→ TASK DETAILS:
Without skipping anything, write out each record below exactly.
+++
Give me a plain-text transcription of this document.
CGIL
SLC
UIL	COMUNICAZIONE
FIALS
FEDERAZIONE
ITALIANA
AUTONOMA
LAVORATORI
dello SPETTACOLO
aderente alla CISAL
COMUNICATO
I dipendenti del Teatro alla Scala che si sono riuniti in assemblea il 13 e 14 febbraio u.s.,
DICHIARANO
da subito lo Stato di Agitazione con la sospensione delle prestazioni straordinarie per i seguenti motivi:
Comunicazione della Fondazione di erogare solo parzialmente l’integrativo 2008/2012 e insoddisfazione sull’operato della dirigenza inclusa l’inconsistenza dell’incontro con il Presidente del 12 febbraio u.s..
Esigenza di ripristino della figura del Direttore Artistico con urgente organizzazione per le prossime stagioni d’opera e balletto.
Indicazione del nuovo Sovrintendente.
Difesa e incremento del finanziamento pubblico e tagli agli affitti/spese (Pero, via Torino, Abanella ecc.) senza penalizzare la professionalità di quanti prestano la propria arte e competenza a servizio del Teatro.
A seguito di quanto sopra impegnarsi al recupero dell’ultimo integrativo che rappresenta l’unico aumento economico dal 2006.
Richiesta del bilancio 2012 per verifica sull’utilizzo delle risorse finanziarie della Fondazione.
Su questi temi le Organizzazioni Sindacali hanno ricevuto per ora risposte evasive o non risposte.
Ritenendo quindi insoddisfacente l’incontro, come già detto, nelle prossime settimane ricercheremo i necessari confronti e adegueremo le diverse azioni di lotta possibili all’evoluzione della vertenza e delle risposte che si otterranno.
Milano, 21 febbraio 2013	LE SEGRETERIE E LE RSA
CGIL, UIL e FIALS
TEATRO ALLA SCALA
+++
→ THE REPLY:
Give me a plain-text transcription of this document.
CGIL
SLC
UIL	COMUNICAZIONE
FIALS
FEDERAZIONE
ITALIANA
AUTONOMA
LAVORATORI
dello SPETTACOLO
aderente alla CISAL
COMUNICATO
I dipendenti del Teatro alla Scala che si sono riuniti in assemblea il 13 e 14 febbraio u.s.,
DICHIARANO
da subito lo Stato di Agitazione con la sospensione delle prestazioni straordinarie per i seguenti motivi:
Comunicazione della Fondazione di erogare solo parzialmente l’integrativo 2008/2012 e insoddisfazione sull’operato della dirigenza inclusa l’inconsistenza dell’incontro con il Presidente del 12 febbraio u.s..
Esigenza di ripristino della figura del Direttore Artistico con urgente organizzazione per le prossime stagioni d’opera e balletto.
Indicazione del nuovo Sovrintendente.
Difesa e incremento del finanziamento pubblico e tagli agli affitti/spese (Pero, via Torino, Abanella ecc.) senza penalizzare la professionalità di quanti prestano la propria arte e competenza a servizio del Teatro.
A seguito di quanto sopra impegnarsi al recupero dell’ultimo integrativo che rappresenta l’unico aumento economico dal 2006.
Richiesta del bilancio 2012 per verifica sull’utilizzo delle risorse finanziarie della Fondazione.
Su questi temi le Organizzazioni Sindacali hanno ricevuto per ora risposte evasive o non risposte.
Ritenendo quindi insoddisfacente l’incontro, come già detto, nelle prossime settimane ricercheremo i necessari confronti e adegueremo le diverse azioni di lotta possibili all’evoluzione della vertenza e delle risposte che si otterranno.
Milano, 21 febbraio 2013	LE SEGRETERIE E LE RSA
CGIL, UIL e FIALS
TEATRO ALLA SCALA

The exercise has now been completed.